Copy out every line that contains the word "angle".

== The input ==

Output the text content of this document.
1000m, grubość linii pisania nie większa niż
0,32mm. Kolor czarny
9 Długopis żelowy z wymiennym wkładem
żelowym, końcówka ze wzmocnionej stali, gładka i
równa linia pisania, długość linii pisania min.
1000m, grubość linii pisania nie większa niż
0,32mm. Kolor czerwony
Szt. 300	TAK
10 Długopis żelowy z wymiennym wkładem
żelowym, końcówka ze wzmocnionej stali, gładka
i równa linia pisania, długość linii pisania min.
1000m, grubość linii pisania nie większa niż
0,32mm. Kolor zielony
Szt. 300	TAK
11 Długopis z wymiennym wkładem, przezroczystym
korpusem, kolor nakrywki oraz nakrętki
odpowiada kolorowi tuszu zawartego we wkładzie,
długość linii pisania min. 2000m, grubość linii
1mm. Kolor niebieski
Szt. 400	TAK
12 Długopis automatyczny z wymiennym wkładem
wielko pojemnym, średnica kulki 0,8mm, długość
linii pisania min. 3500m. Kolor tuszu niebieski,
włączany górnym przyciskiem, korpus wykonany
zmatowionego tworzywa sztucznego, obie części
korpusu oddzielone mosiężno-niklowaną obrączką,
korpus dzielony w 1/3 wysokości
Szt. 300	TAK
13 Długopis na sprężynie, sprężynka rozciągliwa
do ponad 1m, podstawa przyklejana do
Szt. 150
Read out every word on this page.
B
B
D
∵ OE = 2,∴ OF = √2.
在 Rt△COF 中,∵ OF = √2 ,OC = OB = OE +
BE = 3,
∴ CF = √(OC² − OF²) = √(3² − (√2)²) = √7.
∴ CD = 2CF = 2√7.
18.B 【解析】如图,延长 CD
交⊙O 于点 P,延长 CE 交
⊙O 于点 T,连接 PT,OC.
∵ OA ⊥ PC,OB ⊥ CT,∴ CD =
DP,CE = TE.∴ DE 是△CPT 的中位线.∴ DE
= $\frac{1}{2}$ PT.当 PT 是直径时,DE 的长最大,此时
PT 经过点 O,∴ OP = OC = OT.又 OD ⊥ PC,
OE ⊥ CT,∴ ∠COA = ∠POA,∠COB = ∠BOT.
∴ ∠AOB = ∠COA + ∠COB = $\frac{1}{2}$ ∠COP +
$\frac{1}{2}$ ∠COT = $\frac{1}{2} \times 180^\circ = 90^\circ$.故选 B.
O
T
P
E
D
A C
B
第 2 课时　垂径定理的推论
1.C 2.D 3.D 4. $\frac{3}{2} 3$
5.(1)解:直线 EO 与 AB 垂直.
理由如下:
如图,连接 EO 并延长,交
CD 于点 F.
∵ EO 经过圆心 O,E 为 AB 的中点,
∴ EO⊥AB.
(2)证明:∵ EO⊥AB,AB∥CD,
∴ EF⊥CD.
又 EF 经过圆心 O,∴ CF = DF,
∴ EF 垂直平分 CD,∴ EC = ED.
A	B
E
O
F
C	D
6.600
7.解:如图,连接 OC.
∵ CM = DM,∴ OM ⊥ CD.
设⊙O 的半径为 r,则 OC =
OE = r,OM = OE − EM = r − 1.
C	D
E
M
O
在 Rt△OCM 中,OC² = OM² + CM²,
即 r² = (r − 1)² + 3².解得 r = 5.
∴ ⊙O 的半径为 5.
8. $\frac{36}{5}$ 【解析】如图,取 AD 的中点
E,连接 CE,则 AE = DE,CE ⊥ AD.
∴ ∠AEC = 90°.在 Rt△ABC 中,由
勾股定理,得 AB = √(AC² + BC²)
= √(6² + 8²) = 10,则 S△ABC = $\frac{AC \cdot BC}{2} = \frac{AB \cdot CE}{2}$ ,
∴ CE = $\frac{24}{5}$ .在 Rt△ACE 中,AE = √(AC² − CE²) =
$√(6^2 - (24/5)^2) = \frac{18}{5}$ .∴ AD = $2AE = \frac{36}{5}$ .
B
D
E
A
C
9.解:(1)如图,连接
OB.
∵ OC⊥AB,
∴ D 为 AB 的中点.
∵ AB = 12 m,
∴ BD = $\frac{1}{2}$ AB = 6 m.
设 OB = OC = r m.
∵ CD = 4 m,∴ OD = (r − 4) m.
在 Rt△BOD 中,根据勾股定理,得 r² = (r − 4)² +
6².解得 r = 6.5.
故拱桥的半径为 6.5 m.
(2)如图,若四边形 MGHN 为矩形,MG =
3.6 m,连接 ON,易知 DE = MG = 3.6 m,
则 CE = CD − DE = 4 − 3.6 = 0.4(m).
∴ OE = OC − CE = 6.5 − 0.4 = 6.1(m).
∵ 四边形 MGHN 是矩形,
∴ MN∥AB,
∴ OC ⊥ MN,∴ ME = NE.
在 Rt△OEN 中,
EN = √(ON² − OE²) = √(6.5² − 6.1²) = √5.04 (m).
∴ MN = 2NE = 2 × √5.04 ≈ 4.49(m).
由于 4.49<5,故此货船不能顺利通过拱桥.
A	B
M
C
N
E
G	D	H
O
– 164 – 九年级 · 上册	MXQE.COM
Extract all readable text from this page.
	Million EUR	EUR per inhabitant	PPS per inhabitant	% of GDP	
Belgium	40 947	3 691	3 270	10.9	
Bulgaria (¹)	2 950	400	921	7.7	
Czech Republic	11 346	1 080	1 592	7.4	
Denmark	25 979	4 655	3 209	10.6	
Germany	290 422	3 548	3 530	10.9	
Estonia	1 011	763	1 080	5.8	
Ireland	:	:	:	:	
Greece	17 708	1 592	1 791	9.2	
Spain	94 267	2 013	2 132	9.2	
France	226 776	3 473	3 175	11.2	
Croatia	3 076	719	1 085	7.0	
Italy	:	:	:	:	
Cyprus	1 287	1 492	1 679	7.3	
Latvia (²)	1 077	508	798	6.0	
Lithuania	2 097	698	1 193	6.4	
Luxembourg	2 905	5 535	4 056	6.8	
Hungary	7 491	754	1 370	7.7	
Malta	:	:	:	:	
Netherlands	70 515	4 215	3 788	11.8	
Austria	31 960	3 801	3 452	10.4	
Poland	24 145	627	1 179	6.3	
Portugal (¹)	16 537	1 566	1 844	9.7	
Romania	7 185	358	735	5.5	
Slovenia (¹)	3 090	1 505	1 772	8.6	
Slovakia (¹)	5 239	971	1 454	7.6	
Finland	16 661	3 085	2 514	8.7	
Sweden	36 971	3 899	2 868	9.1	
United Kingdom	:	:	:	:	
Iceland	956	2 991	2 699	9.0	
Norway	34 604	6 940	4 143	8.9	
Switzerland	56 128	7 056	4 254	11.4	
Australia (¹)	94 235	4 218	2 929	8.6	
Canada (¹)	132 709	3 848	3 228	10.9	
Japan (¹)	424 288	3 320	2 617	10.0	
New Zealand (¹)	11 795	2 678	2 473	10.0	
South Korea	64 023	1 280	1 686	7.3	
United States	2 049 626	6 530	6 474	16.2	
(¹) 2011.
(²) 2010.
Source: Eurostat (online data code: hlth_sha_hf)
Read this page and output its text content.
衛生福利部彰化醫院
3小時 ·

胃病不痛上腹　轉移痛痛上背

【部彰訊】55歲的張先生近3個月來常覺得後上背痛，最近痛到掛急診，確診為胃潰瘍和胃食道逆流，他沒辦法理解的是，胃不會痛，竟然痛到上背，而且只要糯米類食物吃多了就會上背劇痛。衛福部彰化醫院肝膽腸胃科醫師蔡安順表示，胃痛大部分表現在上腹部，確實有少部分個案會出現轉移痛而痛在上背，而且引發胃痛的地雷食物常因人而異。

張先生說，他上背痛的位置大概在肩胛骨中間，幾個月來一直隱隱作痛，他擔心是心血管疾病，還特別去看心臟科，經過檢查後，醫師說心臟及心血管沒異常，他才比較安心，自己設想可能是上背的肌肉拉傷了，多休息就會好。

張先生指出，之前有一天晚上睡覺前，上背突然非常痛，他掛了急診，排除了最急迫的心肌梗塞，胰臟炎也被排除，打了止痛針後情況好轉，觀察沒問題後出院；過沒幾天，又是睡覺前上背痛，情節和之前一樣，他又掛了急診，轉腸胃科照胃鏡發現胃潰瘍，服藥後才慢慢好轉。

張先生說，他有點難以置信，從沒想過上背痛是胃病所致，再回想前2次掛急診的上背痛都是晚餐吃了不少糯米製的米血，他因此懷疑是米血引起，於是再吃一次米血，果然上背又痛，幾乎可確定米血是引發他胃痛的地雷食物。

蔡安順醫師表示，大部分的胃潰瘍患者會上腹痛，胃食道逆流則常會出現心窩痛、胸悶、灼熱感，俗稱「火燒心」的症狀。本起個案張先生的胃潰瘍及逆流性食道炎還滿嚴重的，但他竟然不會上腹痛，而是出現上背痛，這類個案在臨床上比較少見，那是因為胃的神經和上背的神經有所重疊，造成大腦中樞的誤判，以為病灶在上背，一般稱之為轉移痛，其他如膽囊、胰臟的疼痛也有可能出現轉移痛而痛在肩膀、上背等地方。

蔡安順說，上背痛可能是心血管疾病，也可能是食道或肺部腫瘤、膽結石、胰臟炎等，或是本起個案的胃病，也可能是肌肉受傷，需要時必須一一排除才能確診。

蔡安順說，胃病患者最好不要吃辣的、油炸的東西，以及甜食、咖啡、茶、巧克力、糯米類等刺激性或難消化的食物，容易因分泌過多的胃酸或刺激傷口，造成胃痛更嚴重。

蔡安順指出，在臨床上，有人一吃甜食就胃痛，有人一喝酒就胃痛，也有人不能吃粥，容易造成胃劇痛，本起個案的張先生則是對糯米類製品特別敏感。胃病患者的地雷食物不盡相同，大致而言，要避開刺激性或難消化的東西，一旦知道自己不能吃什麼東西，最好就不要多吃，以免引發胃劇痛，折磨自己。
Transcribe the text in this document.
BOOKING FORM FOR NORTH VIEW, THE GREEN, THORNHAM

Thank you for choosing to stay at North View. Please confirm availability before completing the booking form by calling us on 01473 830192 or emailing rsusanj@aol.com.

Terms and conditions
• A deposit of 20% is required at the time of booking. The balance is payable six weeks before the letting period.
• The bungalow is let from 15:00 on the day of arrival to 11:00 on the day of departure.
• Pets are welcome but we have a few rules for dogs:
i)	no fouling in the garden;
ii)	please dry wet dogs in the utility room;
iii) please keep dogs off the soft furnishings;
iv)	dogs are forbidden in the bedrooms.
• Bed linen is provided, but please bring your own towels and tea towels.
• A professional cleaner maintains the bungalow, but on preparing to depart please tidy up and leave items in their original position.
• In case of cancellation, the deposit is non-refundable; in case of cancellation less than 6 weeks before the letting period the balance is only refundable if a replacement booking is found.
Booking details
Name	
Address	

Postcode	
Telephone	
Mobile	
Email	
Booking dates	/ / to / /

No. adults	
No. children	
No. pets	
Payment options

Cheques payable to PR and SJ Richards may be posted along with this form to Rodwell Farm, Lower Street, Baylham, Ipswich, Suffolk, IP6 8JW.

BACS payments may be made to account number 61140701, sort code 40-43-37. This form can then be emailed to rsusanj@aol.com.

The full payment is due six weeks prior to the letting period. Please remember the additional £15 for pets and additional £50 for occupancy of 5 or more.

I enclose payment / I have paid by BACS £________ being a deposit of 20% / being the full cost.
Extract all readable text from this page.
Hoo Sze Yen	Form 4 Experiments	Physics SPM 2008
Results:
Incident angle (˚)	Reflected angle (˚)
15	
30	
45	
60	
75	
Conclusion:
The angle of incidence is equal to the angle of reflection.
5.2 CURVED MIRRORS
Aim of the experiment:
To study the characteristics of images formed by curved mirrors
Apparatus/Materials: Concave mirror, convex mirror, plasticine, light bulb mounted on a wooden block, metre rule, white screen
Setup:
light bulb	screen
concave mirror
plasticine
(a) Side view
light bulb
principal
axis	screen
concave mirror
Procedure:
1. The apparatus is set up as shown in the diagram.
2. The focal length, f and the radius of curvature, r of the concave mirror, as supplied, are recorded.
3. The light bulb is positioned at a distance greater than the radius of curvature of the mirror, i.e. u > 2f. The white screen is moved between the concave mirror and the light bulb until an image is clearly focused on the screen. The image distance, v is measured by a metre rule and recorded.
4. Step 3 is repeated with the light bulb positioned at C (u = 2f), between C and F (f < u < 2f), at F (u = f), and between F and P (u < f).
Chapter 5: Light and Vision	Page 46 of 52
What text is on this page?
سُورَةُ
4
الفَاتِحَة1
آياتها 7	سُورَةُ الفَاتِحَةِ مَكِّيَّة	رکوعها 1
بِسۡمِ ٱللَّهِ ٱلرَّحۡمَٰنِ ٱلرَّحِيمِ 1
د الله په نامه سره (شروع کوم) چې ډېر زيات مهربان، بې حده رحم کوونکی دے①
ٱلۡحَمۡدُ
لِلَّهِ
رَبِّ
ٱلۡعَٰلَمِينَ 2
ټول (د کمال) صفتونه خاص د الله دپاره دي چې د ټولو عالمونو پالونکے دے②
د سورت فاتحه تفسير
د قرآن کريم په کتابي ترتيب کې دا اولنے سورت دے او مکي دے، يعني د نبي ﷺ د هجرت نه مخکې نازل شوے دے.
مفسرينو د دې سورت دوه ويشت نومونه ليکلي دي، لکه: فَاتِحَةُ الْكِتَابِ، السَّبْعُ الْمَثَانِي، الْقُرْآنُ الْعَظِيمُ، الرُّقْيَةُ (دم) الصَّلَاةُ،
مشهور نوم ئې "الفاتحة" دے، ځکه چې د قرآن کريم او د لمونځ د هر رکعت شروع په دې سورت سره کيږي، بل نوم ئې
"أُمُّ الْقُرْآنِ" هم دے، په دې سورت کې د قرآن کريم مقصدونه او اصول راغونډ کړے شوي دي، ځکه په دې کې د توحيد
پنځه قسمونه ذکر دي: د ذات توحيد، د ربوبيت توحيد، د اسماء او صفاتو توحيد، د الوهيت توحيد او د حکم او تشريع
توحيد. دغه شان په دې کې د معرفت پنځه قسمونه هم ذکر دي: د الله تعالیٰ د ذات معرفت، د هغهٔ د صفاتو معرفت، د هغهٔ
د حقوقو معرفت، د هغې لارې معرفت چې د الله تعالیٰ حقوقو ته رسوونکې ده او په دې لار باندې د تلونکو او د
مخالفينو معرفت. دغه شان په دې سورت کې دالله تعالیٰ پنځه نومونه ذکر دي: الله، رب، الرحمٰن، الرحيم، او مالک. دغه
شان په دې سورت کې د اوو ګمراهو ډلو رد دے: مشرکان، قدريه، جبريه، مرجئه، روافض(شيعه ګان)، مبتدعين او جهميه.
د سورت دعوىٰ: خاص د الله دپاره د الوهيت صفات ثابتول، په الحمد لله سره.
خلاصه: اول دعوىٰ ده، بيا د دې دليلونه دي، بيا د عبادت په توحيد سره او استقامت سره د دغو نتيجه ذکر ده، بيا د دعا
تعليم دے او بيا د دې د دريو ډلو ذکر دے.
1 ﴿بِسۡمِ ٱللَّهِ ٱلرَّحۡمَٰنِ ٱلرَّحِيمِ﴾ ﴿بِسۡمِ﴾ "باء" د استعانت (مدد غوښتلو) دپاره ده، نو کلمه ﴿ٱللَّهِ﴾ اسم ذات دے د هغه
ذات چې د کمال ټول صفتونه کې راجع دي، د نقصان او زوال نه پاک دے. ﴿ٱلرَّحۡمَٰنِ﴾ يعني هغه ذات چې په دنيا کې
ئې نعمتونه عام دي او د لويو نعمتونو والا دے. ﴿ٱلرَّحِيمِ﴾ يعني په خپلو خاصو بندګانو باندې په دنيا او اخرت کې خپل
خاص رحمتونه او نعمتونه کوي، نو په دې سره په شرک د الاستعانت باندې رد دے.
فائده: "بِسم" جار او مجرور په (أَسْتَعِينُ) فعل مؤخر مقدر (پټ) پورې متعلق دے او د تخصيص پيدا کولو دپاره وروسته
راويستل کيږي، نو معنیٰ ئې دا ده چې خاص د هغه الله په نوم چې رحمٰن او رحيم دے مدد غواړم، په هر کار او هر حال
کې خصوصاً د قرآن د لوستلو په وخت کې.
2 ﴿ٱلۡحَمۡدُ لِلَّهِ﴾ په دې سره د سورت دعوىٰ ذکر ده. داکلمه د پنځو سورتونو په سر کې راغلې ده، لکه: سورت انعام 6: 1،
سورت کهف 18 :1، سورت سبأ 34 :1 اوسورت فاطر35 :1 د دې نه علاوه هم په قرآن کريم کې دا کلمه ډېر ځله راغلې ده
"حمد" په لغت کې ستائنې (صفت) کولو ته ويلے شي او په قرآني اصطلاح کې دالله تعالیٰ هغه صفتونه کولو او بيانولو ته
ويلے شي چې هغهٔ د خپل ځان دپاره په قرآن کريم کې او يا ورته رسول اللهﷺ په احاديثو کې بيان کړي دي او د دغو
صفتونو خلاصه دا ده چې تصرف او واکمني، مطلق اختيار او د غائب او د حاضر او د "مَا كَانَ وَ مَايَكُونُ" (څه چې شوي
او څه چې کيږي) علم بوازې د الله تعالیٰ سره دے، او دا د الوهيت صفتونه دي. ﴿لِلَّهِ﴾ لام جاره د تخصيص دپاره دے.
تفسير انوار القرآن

===

◆ Worked solution ◆
Incident angle (˚)	Reflected angle (˚)
The angle of incidence is equal to the angle of reflection.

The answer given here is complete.